DATA SHOWN
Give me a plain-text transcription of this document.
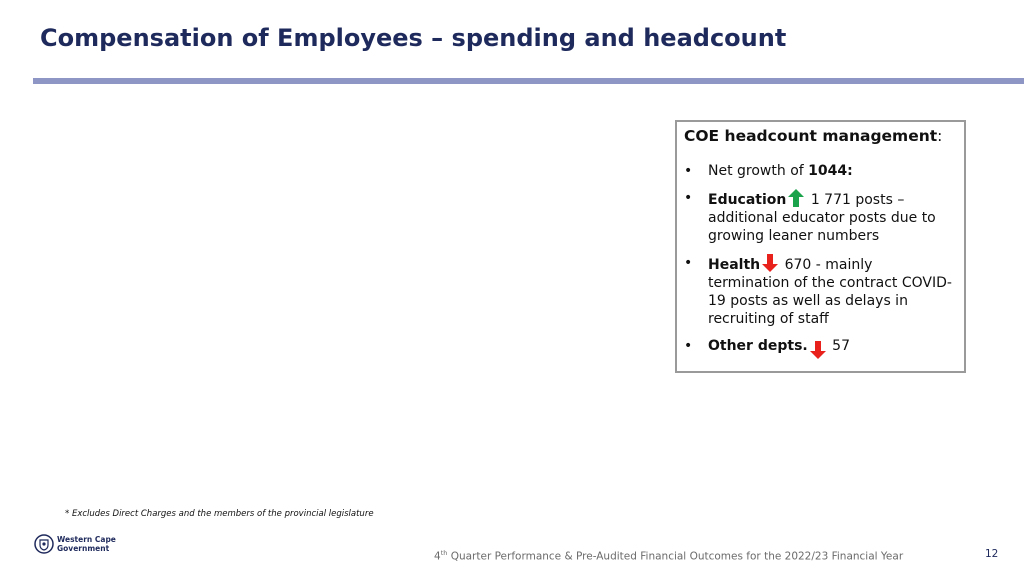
Compensation of Employees – spending and headcount
COE headcount management:
• Net growth of 1044:
• Education 1 771 posts – additional educator posts due to growing leaner numbers
• Health 670 - mainly termination of the contract COVID-19 posts as well as delays in recruiting of staff
• Other depts. 57
* Excludes Direct Charges and the members of the provincial legislature
Western Cape
Government
4th Quarter Performance & Pre-Audited Financial Outcomes for the 2022/23 Financial Year	12
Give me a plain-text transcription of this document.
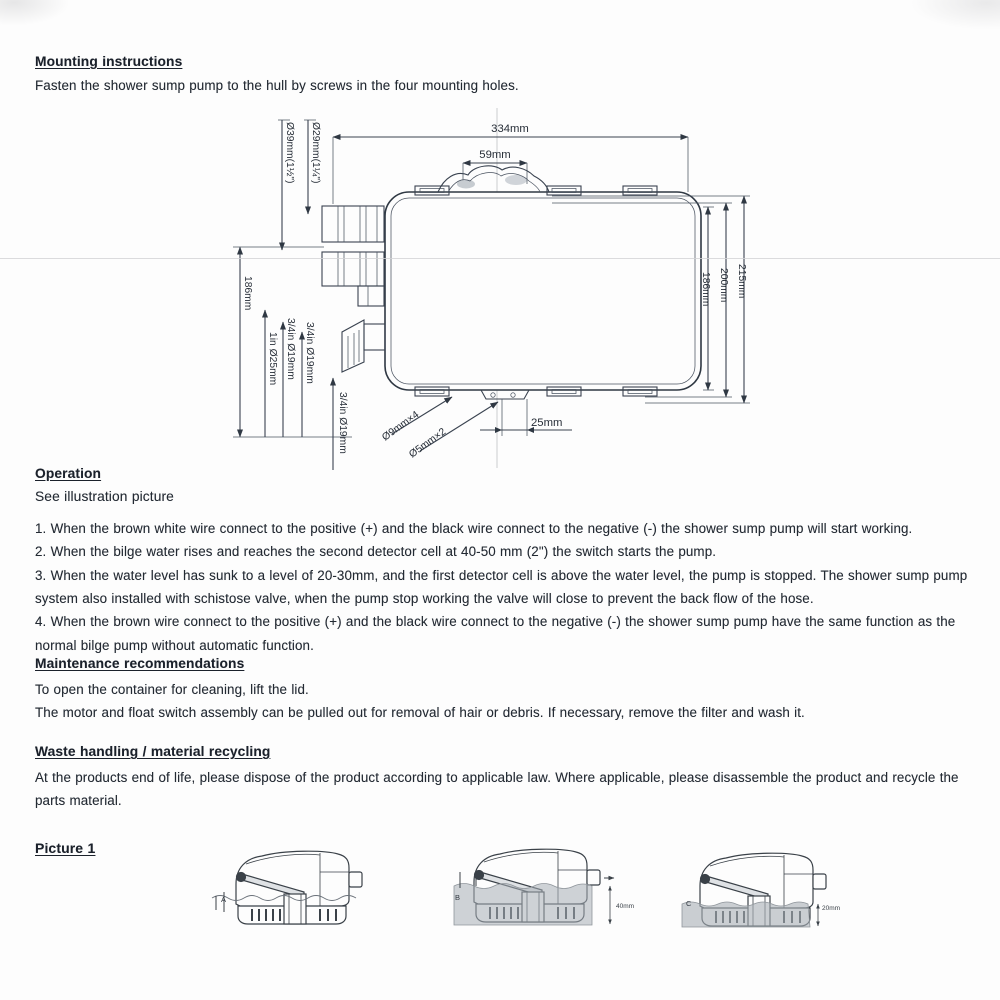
Mounting instructions

Fasten the shower sump pump to the hull by screws in the four mounting holes.

334mm
59mm
Ø39mm(1½") Ø29mm(1¼")
186mm
1in Ø25mm 3/4in Ø19mm 3/4in Ø19mm
3/4in Ø19mm
186mm 200mm 215mm
Ø9mm×4
Ø5mm×2
25mm

Operation

See illustration picture

1. When the brown white wire connect to the positive (+) and the black wire connect to the negative (-) the shower sump pump will start working.

2. When the bilge water rises and reaches the second detector cell at 40-50 mm (2") the switch starts the pump.

3. When the water level has sunk to a level of 20-30mm, and the first detector cell is above the water level, the pump is stopped. The shower sump pump system also installed with schistose valve, when the pump stop working the valve will close to prevent the back flow of the hose.

4. When the brown wire connect to the positive (+) and the black wire connect to the negative (-) the shower sump pump have the same function as the normal bilge pump without automatic function.

Maintenance recommendations

To open the container for cleaning, lift the lid.

The motor and float switch assembly can be pulled out for removal of hair or debris. If necessary, remove the filter and wash it.

Waste handling / material recycling

At the products end of life, please dispose of the product according to applicable law. Where applicable, please disassemble the product and recycle the parts material.

Picture 1

A	B
40mm	C
20mm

SET EXERCISE
Using the records above, pull out each line where the word "sump" occurs.

RESPONSE TO THE EXERCISE
Fasten the shower sump pump to the hull by screws in the four mounting holes.
1. When the brown white wire connect to the positive (+) and the black wire connect to the negative (-) the shower sump pump will start working.
3. When the water level has sunk to a level of 20-30mm, and the first detector cell is above the water level, the pump is stopped. The shower sump pump system also installed with schistose valve, when the pump stop working the valve will close to prevent the back flow of the hose.
4. When the brown wire connect to the positive (+) and the black wire connect to the negative (-) the shower sump pump have the same function as the normal bilge pump without automatic function.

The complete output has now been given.